§ WHAT YOU ARE ASKED TO DO
Emit the entire listing verbatim.
○ ○ ○ ○ ○
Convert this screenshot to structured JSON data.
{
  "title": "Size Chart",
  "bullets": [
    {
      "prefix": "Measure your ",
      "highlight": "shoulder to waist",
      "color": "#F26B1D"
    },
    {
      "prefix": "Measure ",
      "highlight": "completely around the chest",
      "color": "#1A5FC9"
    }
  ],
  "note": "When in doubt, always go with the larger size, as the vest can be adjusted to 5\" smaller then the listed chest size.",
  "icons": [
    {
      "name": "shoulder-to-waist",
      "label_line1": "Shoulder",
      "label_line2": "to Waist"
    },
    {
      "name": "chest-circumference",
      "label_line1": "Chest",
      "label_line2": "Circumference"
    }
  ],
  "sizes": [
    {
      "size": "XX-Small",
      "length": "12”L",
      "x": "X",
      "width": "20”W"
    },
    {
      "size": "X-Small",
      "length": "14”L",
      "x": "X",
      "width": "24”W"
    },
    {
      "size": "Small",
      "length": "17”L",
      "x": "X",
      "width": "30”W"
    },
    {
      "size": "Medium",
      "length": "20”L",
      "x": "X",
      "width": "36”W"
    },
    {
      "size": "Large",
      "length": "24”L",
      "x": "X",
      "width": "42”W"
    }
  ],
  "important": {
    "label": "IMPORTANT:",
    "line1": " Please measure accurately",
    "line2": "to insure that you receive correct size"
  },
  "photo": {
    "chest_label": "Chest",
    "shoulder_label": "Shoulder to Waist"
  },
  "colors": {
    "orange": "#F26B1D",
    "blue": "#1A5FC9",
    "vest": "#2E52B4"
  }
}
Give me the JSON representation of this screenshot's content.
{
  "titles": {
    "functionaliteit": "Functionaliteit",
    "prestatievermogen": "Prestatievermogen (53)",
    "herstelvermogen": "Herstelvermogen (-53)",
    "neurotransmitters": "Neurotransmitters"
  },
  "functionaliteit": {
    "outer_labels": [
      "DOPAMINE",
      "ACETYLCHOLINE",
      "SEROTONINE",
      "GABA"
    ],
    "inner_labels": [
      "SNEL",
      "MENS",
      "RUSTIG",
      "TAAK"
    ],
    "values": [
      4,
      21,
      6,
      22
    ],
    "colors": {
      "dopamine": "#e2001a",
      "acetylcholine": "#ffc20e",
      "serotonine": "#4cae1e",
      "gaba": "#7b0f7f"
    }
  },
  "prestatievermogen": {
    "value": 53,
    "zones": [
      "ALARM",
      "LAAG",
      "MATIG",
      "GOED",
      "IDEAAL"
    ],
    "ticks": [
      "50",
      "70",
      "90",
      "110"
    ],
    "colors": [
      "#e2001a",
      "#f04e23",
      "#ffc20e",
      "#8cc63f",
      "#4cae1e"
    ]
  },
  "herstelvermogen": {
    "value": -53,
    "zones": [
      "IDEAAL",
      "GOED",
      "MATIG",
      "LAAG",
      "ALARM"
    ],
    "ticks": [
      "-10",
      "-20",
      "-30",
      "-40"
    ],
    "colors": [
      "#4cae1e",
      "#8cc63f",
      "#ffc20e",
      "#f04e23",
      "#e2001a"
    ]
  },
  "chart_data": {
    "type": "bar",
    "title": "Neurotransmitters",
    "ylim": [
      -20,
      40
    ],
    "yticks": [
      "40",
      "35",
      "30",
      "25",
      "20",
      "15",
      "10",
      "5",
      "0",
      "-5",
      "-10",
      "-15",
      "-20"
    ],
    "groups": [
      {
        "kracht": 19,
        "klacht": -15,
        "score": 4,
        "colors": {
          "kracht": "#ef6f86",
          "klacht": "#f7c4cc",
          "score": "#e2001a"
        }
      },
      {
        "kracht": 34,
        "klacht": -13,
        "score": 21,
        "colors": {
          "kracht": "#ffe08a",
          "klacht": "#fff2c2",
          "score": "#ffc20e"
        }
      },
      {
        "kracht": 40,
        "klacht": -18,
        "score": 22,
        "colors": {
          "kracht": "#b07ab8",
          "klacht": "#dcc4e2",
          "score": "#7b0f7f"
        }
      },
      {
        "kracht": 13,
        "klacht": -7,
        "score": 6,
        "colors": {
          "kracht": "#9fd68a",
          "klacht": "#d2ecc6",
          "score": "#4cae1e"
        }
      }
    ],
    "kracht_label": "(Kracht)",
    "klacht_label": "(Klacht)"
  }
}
○ ○ ○ ○ ○
§ ANSWER TO THIS PROBLEM
Convert this screenshot to structured JSON data.
{
  "title": "Size Chart",
  "bullets": [
    {
      "prefix": "Measure your ",
      "highlight": "shoulder to waist",
      "color": "#F26B1D"
    },
    {
      "prefix": "Measure ",
      "highlight": "completely around the chest",
      "color": "#1A5FC9"
    }
  ],
  "note": "When in doubt, always go with the larger size, as the vest can be adjusted to 5\" smaller then the listed chest size.",
  "icons": [
    {
      "name": "shoulder-to-waist",
      "label_line1": "Shoulder",
      "label_line2": "to Waist"
    },
    {
      "name": "chest-circumference",
      "label_line1": "Chest",
      "label_line2": "Circumference"
    }
  ],
  "sizes": [
    {
      "size": "XX-Small",
      "length": "12”L",
      "x": "X",
      "width": "20”W"
    },
    {
      "size": "X-Small",
      "length": "14”L",
      "x": "X",
      "width": "24”W"
    },
    {
      "size": "Small",
      "length": "17”L",
      "x": "X",
      "width": "30”W"
    },
    {
      "size": "Medium",
      "length": "20”L",
      "x": "X",
      "width": "36”W"
    },
    {
      "size": "Large",
      "length": "24”L",
      "x": "X",
      "width": "42”W"
    }
  ],
  "important": {
    "label": "IMPORTANT:",
    "line1": " Please measure accurately",
    "line2": "to insure that you receive correct size"
  },
  "photo": {
    "chest_label": "Chest",
    "shoulder_label": "Shoulder to Waist"
  },
  "colors": {
    "orange": "#F26B1D",
    "blue": "#1A5FC9",
    "vest": "#2E52B4"
  }
}
Give me the JSON representation of this screenshot's content.
{
  "titles": {
    "functionaliteit": "Functionaliteit",
    "prestatievermogen": "Prestatievermogen (53)",
    "herstelvermogen": "Herstelvermogen (-53)",
    "neurotransmitters": "Neurotransmitters"
  },
  "functionaliteit": {
    "outer_labels": [
      "DOPAMINE",
      "ACETYLCHOLINE",
      "SEROTONINE",
      "GABA"
    ],
    "inner_labels": [
      "SNEL",
      "MENS",
      "RUSTIG",
      "TAAK"
    ],
    "values": [
      4,
      21,
      6,
      22
    ],
    "colors": {
      "dopamine": "#e2001a",
      "acetylcholine": "#ffc20e",
      "serotonine": "#4cae1e",
      "gaba": "#7b0f7f"
    }
  },
  "prestatievermogen": {
    "value": 53,
    "zones": [
      "ALARM",
      "LAAG",
      "MATIG",
      "GOED",
      "IDEAAL"
    ],
    "ticks": [
      "50",
      "70",
      "90",
      "110"
    ],
    "colors": [
      "#e2001a",
      "#f04e23",
      "#ffc20e",
      "#8cc63f",
      "#4cae1e"
    ]
  },
  "herstelvermogen": {
    "value": -53,
    "zones": [
      "IDEAAL",
      "GOED",
      "MATIG",
      "LAAG",
      "ALARM"
    ],
    "ticks": [
      "-10",
      "-20",
      "-30",
      "-40"
    ],
    "colors": [
      "#4cae1e",
      "#8cc63f",
      "#ffc20e",
      "#f04e23",
      "#e2001a"
    ]
  },
  "chart_data": {
    "type": "bar",
    "title": "Neurotransmitters",
    "ylim": [
      -20,
      40
    ],
    "yticks": [
      "40",
      "35",
      "30",
      "25",
      "20",
      "15",
      "10",
      "5",
      "0",
      "-5",
      "-10",
      "-15",
      "-20"
    ],
    "groups": [
      {
        "kracht": 19,
        "klacht": -15,
        "score": 4,
        "colors": {
          "kracht": "#ef6f86",
          "klacht": "#f7c4cc",
          "score": "#e2001a"
        }
      },
      {
        "kracht": 34,
        "klacht": -13,
        "score": 21,
        "colors": {
          "kracht": "#ffe08a",
          "klacht": "#fff2c2",
          "score": "#ffc20e"
        }
      },
      {
        "kracht": 40,
        "klacht": -18,
        "score": 22,
        "colors": {
          "kracht": "#b07ab8",
          "klacht": "#dcc4e2",
          "score": "#7b0f7f"
        }
      },
      {
        "kracht": 13,
        "klacht": -7,
        "score": 6,
        "colors": {
          "kracht": "#9fd68a",
          "klacht": "#d2ecc6",
          "score": "#4cae1e"
        }
      }
    ],
    "kracht_label": "(Kracht)",
    "klacht_label": "(Klacht)"
  }
}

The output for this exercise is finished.